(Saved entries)
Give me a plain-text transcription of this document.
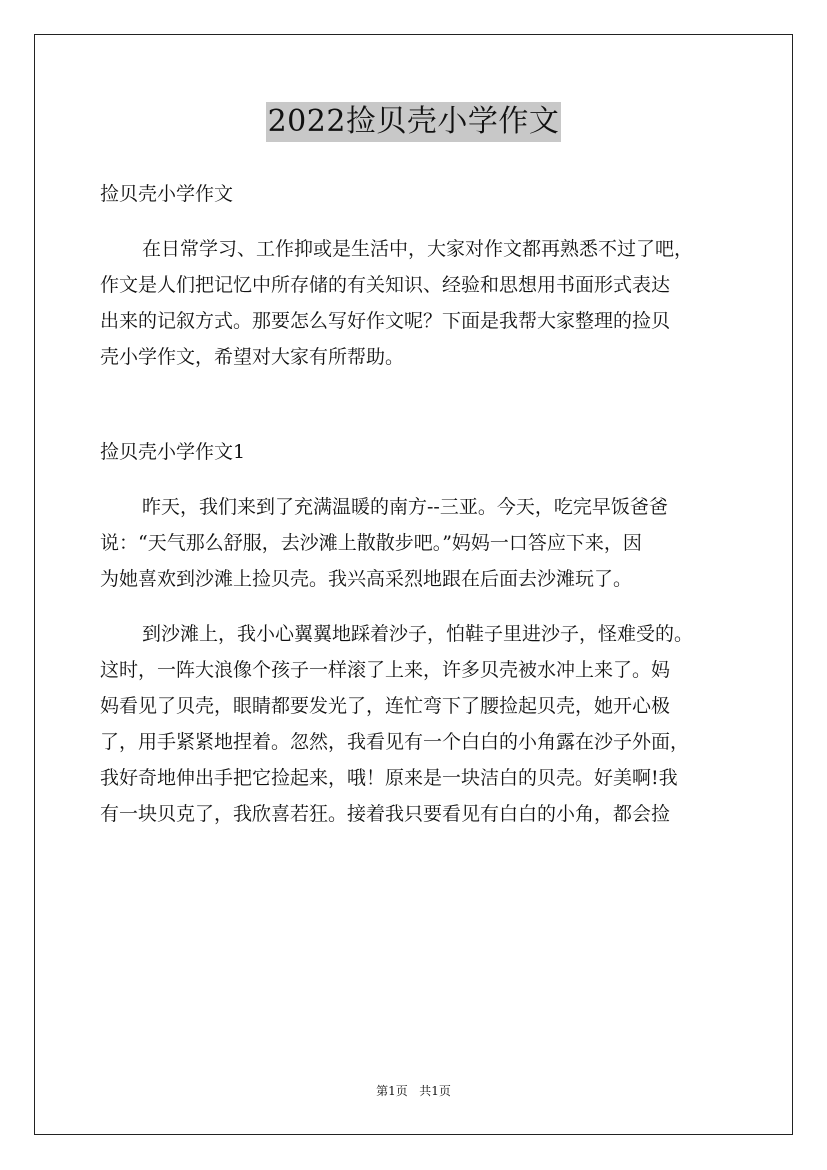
2022捡贝壳小学作文
捡贝壳小学作文
在日常学习、工作抑或是生活中，大家对作文都再熟悉不过了吧，
作文是人们把记忆中所存储的有关知识、经验和思想用书面形式表达
出来的记叙方式。那要怎么写好作文呢？下面是我帮大家整理的捡贝
壳小学作文，希望对大家有所帮助。
捡贝壳小学作文1
昨天，我们来到了充满温暖的南方--三亚。今天，吃完早饭爸爸
说：“天气那么舒服，去沙滩上散散步吧。”妈妈一口答应下来，因
为她喜欢到沙滩上捡贝壳。我兴高采烈地跟在后面去沙滩玩了。
到沙滩上，我小心翼翼地踩着沙子，怕鞋子里进沙子，怪难受的。
这时，一阵大浪像个孩子一样滚了上来，许多贝壳被水冲上来了。妈
妈看见了贝壳，眼睛都要发光了，连忙弯下了腰捡起贝壳，她开心极
了，用手紧紧地捏着。忽然，我看见有一个白白的小角露在沙子外面，
我好奇地伸出手把它捡起来，哦！原来是一块洁白的贝壳。好美啊!我
有一块贝克了，我欣喜若狂。接着我只要看见有白白的小角，都会捡
第1页 共1页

◆ **Written request**: Output the full set of records above without changing a word, and drop the images.

◆ **Completed task**:
Give me a plain-text transcription of this document.
2022捡贝壳小学作文
捡贝壳小学作文
在日常学习、工作抑或是生活中，大家对作文都再熟悉不过了吧，
作文是人们把记忆中所存储的有关知识、经验和思想用书面形式表达
出来的记叙方式。那要怎么写好作文呢？下面是我帮大家整理的捡贝
壳小学作文，希望对大家有所帮助。
捡贝壳小学作文1
昨天，我们来到了充满温暖的南方--三亚。今天，吃完早饭爸爸
说：“天气那么舒服，去沙滩上散散步吧。”妈妈一口答应下来，因
为她喜欢到沙滩上捡贝壳。我兴高采烈地跟在后面去沙滩玩了。
到沙滩上，我小心翼翼地踩着沙子，怕鞋子里进沙子，怪难受的。
这时，一阵大浪像个孩子一样滚了上来，许多贝壳被水冲上来了。妈
妈看见了贝壳，眼睛都要发光了，连忙弯下了腰捡起贝壳，她开心极
了，用手紧紧地捏着。忽然，我看见有一个白白的小角露在沙子外面，
我好奇地伸出手把它捡起来，哦！原来是一块洁白的贝壳。好美啊!我
有一块贝克了，我欣喜若狂。接着我只要看见有白白的小角，都会捡
第1页 共1页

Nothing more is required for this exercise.